**Exercise description**
Copy each line below that includes "text".

####################

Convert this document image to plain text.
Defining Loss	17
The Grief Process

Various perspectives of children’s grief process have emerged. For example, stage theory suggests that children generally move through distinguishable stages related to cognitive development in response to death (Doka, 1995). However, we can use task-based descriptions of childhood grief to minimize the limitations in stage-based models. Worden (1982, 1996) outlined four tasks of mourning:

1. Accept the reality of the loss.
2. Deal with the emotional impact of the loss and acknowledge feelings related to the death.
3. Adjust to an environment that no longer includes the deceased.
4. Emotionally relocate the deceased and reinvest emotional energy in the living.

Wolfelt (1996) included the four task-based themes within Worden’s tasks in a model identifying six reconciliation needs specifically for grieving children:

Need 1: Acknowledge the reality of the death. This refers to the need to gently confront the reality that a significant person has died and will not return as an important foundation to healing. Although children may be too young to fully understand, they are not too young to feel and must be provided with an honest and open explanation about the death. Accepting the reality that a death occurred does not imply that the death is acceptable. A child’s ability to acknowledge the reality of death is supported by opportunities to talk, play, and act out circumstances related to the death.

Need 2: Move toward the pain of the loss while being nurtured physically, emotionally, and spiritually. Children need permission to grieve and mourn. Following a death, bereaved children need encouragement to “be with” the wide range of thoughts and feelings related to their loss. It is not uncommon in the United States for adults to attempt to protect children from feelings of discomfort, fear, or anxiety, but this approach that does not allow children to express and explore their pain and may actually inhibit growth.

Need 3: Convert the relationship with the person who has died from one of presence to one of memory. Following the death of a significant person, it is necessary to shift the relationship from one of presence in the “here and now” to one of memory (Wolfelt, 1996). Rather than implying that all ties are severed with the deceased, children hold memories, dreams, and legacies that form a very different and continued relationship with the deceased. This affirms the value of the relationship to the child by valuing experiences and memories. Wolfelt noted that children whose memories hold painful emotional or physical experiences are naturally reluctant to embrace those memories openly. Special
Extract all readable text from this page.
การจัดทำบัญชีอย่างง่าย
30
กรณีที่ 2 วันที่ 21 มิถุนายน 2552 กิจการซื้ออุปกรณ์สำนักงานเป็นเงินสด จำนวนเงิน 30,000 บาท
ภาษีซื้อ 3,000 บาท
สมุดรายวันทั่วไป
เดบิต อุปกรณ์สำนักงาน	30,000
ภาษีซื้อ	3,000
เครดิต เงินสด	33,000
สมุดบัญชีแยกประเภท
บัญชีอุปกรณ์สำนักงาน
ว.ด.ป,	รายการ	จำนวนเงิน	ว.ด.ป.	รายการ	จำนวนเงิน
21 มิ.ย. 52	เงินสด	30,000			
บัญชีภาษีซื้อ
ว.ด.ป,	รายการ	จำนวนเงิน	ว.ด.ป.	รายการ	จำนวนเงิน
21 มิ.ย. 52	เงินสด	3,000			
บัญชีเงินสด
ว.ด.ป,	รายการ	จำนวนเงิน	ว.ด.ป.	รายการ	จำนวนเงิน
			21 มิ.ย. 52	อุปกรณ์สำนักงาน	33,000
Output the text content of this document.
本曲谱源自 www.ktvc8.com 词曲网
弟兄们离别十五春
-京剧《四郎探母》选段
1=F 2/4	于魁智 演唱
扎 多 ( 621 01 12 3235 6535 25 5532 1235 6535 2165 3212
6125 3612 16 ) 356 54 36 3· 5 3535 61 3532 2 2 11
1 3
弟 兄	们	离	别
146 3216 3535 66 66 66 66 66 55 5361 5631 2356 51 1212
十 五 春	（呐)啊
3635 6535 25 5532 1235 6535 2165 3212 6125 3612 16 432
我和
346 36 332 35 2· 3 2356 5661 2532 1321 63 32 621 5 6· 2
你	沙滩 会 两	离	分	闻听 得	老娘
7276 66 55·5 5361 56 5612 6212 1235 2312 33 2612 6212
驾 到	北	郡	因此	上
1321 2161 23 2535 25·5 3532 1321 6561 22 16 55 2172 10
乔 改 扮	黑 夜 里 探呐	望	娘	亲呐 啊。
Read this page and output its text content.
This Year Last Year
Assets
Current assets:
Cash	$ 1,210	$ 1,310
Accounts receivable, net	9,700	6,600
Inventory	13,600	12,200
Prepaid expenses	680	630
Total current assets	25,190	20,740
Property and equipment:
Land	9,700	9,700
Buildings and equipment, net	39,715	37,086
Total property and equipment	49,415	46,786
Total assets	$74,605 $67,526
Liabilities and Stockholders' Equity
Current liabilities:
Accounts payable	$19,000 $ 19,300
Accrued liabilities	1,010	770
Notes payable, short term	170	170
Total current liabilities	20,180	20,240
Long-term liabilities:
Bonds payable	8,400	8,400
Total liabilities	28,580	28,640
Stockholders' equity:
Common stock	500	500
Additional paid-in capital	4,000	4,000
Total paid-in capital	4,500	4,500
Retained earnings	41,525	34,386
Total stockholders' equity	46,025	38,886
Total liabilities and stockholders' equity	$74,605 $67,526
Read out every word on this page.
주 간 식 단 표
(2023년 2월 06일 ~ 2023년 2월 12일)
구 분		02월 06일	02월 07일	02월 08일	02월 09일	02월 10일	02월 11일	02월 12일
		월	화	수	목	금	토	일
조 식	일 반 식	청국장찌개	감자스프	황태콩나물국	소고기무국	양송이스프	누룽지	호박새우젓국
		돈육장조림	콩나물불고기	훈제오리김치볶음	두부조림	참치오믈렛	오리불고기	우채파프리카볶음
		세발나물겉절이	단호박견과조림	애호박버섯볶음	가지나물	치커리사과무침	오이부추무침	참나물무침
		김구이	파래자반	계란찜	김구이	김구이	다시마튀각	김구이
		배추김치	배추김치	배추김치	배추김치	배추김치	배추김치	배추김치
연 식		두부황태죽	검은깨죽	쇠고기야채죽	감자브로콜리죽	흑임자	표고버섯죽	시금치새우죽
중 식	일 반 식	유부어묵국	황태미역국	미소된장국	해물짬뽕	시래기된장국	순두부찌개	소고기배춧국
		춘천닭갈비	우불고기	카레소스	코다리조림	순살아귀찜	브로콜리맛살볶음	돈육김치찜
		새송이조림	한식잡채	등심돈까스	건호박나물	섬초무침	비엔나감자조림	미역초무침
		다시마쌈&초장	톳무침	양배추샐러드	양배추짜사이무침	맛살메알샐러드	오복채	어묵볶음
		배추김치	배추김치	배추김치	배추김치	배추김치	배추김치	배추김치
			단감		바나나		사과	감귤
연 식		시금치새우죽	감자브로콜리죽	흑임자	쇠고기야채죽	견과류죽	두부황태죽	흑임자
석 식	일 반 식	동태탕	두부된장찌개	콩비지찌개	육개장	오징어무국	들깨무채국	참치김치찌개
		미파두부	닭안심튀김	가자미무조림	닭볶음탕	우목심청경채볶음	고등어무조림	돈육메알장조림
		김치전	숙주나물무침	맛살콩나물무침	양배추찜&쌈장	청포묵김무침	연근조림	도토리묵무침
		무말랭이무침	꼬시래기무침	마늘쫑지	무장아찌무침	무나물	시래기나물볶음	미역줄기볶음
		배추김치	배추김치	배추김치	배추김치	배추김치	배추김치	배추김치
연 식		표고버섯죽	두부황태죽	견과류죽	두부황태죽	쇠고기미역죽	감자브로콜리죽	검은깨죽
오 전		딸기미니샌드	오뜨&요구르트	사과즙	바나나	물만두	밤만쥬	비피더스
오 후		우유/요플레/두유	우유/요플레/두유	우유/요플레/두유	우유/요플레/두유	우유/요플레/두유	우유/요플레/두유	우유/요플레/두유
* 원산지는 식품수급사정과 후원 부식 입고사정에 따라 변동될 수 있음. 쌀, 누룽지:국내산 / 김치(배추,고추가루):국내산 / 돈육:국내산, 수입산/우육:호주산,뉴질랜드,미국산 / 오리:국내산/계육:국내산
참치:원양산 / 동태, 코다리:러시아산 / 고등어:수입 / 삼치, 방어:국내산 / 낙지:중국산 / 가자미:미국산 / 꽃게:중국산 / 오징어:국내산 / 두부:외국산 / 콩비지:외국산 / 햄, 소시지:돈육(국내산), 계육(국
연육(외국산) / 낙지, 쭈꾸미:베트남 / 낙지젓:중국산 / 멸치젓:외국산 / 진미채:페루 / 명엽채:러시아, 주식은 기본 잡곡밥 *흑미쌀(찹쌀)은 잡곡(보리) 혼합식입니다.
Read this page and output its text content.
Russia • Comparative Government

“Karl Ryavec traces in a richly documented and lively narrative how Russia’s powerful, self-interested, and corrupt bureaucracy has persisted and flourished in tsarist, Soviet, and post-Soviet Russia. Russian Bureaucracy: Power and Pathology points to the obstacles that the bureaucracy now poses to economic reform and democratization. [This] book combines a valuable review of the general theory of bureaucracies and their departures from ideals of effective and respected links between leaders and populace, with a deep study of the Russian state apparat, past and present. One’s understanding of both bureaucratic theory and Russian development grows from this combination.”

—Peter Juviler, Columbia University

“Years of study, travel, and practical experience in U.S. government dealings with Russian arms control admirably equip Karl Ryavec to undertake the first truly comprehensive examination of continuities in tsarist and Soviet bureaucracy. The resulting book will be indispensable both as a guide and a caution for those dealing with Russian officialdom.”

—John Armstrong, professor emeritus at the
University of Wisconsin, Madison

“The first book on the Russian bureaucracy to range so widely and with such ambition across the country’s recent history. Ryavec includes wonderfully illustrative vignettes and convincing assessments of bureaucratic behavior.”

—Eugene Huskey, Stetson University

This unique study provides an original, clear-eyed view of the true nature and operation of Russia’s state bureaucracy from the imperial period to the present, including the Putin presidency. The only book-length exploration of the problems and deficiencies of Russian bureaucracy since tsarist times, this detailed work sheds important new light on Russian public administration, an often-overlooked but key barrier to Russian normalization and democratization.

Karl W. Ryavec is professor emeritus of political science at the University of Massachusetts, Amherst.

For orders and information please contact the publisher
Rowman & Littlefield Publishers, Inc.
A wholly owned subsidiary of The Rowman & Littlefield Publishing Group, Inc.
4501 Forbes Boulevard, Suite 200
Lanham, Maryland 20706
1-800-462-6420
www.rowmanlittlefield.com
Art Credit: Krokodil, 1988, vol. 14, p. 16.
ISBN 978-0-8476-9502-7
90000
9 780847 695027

####################

**Solved exercise**
Convert this document image to plain text.
Extract all readable text from this page.
Output the text content of this document.
Read this page and output its text content.
Read this page and output its text content.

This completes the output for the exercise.